• _Short task_:
Find and return each line containing "document".

## begin Records for the task

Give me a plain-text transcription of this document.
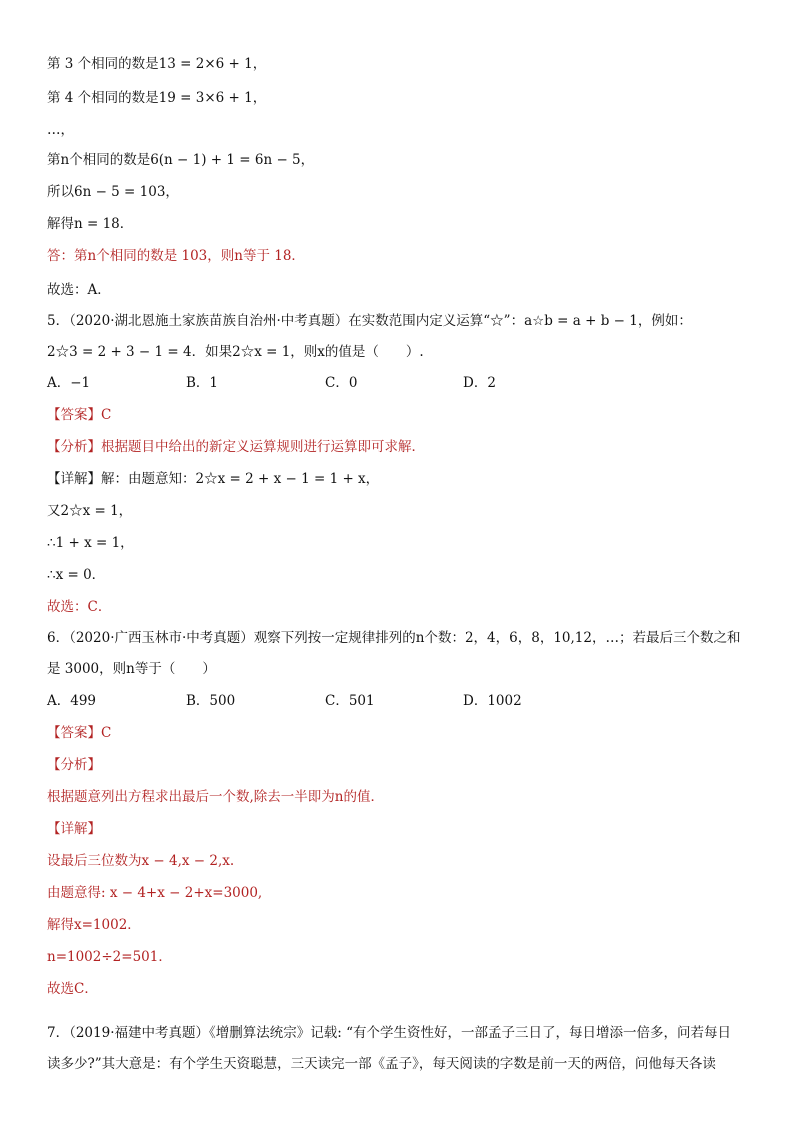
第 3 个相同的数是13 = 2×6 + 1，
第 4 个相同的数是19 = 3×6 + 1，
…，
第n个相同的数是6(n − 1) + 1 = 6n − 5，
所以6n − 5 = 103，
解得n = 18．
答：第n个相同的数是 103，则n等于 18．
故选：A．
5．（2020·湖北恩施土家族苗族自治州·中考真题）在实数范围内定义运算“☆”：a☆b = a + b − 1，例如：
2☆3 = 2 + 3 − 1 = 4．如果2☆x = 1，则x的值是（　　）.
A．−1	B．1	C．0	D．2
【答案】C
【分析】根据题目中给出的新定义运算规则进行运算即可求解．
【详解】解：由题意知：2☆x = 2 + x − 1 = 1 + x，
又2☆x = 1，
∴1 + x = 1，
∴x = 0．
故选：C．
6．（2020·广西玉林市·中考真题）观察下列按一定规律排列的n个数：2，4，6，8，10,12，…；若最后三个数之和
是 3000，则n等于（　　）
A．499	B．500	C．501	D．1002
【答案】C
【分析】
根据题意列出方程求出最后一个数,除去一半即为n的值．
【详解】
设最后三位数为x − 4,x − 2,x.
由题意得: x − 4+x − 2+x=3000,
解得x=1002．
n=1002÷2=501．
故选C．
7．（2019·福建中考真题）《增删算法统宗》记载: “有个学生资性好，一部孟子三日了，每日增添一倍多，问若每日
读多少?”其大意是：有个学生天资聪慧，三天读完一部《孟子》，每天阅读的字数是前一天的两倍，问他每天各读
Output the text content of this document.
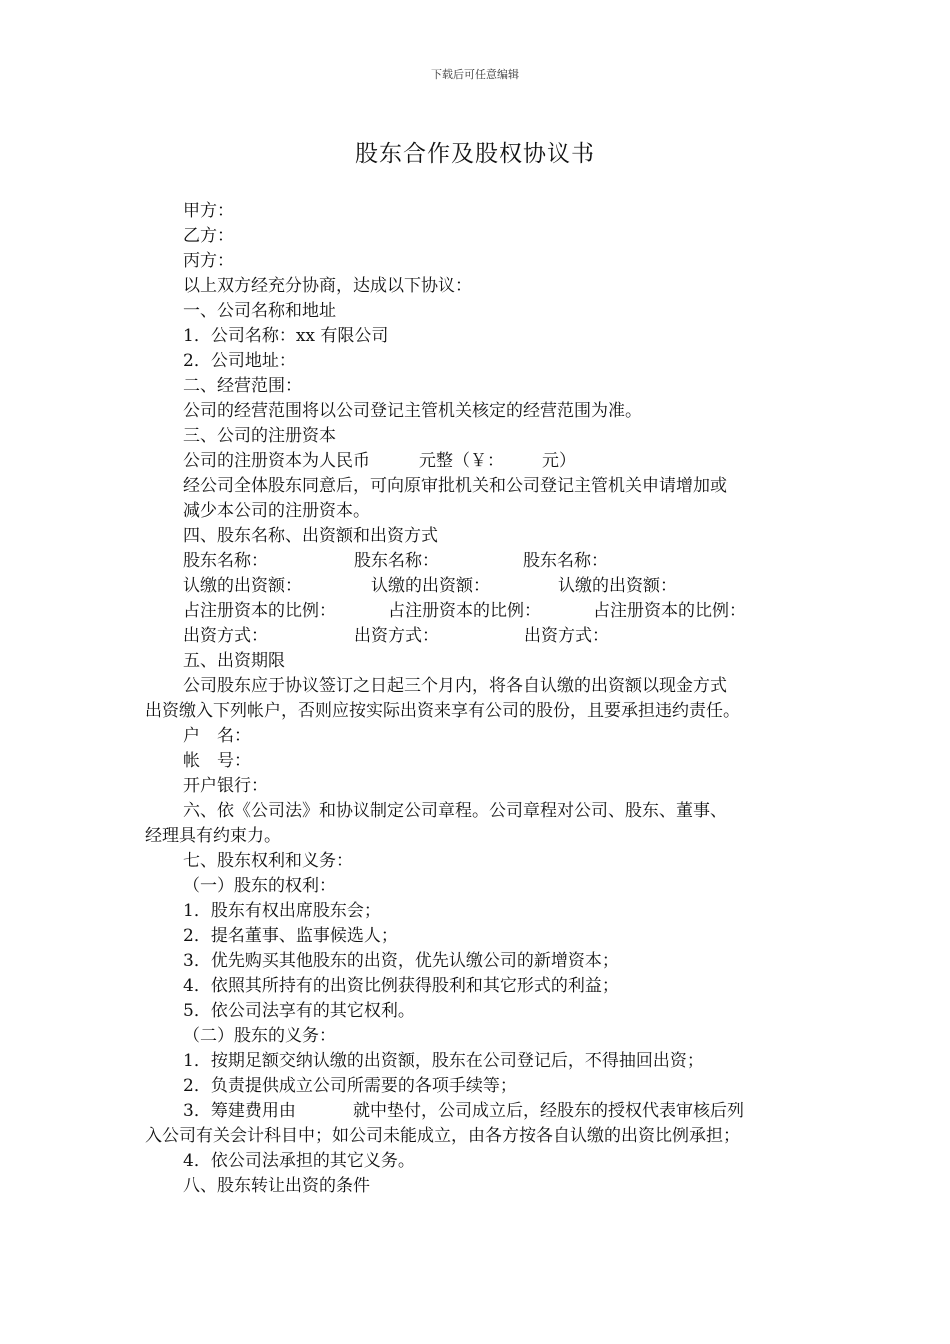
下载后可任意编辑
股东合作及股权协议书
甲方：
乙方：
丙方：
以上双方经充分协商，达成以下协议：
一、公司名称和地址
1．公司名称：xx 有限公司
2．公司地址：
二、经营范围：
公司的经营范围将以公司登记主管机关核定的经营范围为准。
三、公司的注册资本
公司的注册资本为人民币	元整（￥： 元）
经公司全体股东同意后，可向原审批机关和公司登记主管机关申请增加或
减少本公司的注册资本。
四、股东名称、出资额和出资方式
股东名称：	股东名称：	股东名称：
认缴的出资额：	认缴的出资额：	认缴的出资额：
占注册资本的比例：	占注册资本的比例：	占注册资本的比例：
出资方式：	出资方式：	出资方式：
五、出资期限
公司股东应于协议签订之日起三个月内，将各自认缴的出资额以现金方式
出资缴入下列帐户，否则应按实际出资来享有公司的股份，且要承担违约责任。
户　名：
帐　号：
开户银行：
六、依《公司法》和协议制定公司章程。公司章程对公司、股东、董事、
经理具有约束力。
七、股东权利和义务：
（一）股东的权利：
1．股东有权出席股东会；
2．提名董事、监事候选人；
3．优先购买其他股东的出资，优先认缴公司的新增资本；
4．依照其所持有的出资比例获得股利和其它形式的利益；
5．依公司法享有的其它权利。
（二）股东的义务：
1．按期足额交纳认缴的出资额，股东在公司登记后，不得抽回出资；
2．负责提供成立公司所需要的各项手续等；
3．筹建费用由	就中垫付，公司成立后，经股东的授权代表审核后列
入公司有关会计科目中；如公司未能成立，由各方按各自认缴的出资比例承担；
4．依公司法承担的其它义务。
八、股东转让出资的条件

## end Records for the task

• _Task answer_:
Give me a plain-text transcription of this document.
Output the text content of this document.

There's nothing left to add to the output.